▶ [Given text]
◆ ◆ ◆ ◆

The Ctity of Cheyenne, Wyo., owes its existence to the construction of the Union Pacific railway — a technological marvel of the 19th century. The Cheyenne Board of Public Utilities (CBOPU) continues that tradition of investigating new technologies, including an advanced fuel cell that uses sewer gases to generate electricity for the benefit of its customers.

The city’s first water system was developed in the 1870s, pumping water from Crow Creek to supply the railroad and provide water for fire protection. It soon expanded to supply homes and businesses.

Through the early 1900s, the city grew into an important military center and cattle town. To meet increased water demands, Cheyenne constructed a series of reservoirs, a water treatment plant, a storage tank and connecting pipelines. The reservoirs, tank and even some of the pipes are still in use today.

During the Dust Bowl years of the 1930s, the city constructed a series of wells to augment the Crow Creek water supply. In 1943 it established the Board of Public Utilities to manage and control both the water and sewer systems. Its first major project: construction of a wastewater treatment plant.

An expanding system

Now a city of almost 75,000, Cheyenne has developed a water system that comprises nine reservoirs and crosses three mountain ranges — the Continental Divide, the North Platte River Basin and the Laramie River Basin. About 250 miles of raw water mains (34 percent ductile iron, 29 percent cast iron and 33 percent PVC) collect and transport water to and from reservoirs. A newly constructed water treatment plant can treat up to 32 million gpd and distribute it through 466 miles of potable water mains. About 328 miles of sewer mains, primarily vitrified clay and PVC, collect wastewater and deliver it to two water reclamation facilities. Another 14 miles of reclaimed water mains deliver recycled water to parks and sports fields.

“As with most water and wastewater systems, ours are in good condition with numerous mains that have exceeded their design life and continue to function,” says Frank Strong, P.E., operations and maintenance manager, CBOPU. “For example, 29 percent of the water system is more than 50 years old. But we’re performing reasonably well with an average of 9.2 water main breaks and 10.8 sewer main backups per 100 miles of collections system in the last five years. Typically, pipe failure in Cheyenne is the result of cracks due to the age of the material or pockets of corrosive soil. We have a large variety of soil types in the area, so we require test holes and geotechnical reports on all new installations.”

◆ ◆ ◆ ◆

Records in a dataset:
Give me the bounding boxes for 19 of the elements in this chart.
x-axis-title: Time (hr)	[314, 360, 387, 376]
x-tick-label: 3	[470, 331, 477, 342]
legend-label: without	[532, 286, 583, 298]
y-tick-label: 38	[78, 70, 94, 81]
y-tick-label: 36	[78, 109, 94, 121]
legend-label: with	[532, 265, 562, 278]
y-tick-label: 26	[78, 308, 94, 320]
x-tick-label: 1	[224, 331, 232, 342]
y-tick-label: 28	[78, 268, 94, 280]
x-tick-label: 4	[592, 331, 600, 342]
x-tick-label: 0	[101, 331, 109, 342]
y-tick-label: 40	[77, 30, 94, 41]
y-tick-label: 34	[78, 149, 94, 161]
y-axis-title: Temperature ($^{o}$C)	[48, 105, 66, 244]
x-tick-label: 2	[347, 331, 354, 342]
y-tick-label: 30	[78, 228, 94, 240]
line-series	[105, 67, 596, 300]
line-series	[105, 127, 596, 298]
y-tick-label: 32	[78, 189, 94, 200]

◆ ◆ ◆ ◆

▶ [Short problem 1]
Using the article on Cheyenne's water system above, say whether each statement agrees with it. Answer yes or no for each, and quote the deciding words exactly. (a) The city's first water system drew water from Crow Creek. (b) The Board of Public Utilities was established during the 1930s. (c) The sewer mains deliver wastewater to three water reclamation facilities.
▶ [Short problem 2]
Rewrite the paragraph of the article on Cheyenne's water system that begins "Now a city of almost 75,000" as a bulleted list, keeping its main facts.

▶ [Expected answer 1]
(a) Yes: "pumping water from Crow Creek to supply the railroad and provide water for fire protection."
(b) No: "In 1943 it established the Board of Public Utilities to manage and control both the water and sewer systems."
(c) No: "collect wastewater and deliver it to two water reclamation facilities."

▶ [Expected answer 2]
- Cheyenne has almost 75,000 residents.
- The water system has nine reservoirs and crosses three mountain ranges: the Continental Divide, the North Platte River Basin and the Laramie River Basin.
- About 250 miles of raw water mains carry water to and from the reservoirs. They are 34 percent ductile iron, 29 percent cast iron and 33 percent PVC.
- A new water treatment plant treats up to 32 million gpd and distributes it through 466 miles of potable water mains.
- About 328 miles of sewer mains, mostly vitrified clay and PVC, deliver wastewater to two water reclamation facilities.
- 14 miles of reclaimed water mains carry recycled water to parks and sports fields.